__Problem to work on__:
Scan the records for the word "name". Copy each line that includes it.
++++ Dataset excerpts
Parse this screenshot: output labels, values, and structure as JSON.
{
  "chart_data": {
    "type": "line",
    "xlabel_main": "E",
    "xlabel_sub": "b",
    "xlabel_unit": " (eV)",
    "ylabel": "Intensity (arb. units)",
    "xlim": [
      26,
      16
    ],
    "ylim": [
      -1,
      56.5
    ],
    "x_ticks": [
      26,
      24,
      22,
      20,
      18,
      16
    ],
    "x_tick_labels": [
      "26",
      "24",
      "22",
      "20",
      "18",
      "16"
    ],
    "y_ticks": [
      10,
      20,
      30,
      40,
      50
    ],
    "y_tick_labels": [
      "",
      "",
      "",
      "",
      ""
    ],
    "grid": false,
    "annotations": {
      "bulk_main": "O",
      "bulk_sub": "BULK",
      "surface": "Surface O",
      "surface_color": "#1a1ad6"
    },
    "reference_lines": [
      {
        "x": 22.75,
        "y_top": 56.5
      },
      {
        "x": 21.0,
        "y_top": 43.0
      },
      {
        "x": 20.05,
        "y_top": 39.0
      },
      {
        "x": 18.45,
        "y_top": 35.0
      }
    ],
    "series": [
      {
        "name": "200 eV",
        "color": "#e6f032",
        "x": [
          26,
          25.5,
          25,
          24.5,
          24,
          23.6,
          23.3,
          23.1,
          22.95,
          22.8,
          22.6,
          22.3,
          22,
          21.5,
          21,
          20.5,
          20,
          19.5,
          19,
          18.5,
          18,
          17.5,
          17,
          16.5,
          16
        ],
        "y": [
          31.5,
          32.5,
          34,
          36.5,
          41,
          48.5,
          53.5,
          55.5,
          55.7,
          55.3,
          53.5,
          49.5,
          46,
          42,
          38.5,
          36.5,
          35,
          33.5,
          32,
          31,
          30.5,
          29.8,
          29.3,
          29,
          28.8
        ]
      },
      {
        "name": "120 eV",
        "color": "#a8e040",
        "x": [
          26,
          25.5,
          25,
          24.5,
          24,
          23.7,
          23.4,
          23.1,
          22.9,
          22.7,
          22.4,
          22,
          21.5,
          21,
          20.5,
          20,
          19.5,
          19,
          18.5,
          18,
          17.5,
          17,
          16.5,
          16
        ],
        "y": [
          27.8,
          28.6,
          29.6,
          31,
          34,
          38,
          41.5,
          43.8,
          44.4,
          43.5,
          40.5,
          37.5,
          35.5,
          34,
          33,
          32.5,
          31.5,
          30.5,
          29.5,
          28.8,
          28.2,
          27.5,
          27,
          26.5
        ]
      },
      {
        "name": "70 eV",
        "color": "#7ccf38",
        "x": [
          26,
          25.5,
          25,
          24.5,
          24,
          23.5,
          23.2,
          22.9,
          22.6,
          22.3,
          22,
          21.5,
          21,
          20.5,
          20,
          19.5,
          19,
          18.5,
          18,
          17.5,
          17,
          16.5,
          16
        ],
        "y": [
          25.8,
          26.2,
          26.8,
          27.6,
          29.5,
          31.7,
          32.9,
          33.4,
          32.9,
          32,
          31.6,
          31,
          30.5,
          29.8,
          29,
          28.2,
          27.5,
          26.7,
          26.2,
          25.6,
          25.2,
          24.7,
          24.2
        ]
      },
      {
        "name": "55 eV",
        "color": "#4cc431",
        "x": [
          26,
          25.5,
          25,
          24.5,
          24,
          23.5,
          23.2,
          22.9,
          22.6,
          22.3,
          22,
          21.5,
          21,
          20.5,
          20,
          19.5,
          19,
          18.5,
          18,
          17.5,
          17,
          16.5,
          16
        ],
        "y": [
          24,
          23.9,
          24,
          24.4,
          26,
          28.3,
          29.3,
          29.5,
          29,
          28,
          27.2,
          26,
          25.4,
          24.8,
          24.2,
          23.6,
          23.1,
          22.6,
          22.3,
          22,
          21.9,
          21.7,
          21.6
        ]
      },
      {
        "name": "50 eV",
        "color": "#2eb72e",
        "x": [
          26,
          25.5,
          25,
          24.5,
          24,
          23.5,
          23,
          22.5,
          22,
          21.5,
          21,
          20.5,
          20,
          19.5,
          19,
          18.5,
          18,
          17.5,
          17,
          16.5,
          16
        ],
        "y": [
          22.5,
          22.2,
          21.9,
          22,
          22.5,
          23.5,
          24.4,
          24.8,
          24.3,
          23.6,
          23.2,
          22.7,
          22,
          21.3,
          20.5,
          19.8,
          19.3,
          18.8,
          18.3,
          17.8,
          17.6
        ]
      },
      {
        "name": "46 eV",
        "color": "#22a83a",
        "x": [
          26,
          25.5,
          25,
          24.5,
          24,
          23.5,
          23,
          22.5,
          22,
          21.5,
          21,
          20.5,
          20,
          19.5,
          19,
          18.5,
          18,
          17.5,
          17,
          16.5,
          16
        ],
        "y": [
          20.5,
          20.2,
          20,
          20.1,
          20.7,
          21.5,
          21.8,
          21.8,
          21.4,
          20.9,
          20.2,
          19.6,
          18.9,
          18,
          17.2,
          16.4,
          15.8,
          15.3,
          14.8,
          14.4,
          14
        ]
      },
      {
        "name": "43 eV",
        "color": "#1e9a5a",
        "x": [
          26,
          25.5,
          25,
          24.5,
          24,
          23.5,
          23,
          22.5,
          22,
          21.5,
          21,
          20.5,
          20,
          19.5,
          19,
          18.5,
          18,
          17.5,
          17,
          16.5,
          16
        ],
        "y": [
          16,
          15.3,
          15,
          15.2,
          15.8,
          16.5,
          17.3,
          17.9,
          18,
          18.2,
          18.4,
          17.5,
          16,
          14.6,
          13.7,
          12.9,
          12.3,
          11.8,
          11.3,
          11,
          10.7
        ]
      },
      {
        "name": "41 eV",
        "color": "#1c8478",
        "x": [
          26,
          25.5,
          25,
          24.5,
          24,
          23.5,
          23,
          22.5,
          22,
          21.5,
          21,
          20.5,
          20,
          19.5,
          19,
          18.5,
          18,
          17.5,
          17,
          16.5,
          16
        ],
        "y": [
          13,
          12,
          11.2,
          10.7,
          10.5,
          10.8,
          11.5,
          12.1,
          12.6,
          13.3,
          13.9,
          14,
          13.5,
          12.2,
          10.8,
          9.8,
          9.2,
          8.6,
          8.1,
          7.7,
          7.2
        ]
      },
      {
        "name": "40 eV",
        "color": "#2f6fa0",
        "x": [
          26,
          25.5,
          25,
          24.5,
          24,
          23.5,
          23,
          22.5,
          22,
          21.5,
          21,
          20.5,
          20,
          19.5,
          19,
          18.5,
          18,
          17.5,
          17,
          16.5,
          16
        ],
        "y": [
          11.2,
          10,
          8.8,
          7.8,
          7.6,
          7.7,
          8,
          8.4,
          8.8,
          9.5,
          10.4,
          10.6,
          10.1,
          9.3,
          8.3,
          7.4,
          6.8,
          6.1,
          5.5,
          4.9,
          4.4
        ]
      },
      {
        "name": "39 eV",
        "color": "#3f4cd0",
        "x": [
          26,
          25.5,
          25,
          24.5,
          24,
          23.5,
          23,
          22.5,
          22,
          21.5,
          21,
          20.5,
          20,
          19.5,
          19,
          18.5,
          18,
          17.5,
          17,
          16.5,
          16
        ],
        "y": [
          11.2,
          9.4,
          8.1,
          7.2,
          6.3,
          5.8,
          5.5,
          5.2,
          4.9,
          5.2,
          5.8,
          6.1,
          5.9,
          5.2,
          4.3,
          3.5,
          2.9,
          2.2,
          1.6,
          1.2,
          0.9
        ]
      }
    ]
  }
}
++++++++
++++ Dataset excerpts
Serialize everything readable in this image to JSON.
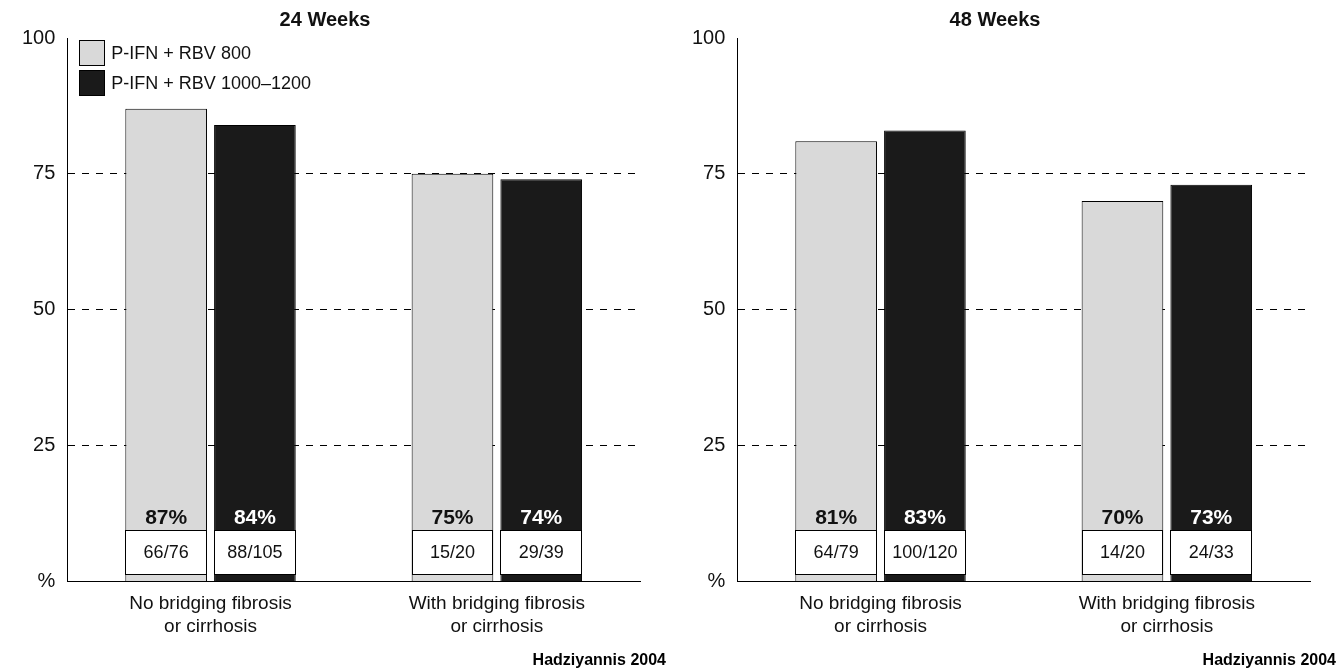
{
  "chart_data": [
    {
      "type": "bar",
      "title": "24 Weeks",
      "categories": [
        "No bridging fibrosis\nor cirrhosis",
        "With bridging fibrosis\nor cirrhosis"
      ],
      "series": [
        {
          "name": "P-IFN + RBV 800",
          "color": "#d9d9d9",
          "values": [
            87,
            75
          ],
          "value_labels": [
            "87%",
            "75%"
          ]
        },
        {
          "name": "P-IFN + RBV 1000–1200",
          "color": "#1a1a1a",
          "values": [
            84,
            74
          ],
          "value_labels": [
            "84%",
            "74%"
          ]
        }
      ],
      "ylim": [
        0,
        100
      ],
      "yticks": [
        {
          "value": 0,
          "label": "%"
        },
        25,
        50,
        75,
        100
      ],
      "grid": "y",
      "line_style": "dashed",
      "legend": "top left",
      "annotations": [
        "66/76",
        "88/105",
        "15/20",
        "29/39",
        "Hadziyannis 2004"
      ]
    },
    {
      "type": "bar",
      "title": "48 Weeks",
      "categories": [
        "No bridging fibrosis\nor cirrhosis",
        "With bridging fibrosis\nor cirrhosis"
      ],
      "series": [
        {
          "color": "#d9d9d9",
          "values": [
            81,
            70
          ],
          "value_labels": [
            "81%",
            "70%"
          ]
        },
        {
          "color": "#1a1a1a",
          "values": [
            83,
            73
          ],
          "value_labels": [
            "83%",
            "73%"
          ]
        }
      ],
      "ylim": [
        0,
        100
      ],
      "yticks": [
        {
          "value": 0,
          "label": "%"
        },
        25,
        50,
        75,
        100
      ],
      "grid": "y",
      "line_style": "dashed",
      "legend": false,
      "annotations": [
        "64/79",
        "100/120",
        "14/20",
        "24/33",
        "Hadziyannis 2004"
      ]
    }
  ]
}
++++++++
__Finished exercise__:
        "name": "200 eV",
        "name": "120 eV",
        "name": "70 eV",
        "name": "55 eV",
        "name": "50 eV",
        "name": "46 eV",
        "name": "43 eV",
        "name": "41 eV",
        "name": "40 eV",
        "name": "39 eV",
          "name": "P-IFN + RBV 800",
          "name": "P-IFN + RBV 1000–1200",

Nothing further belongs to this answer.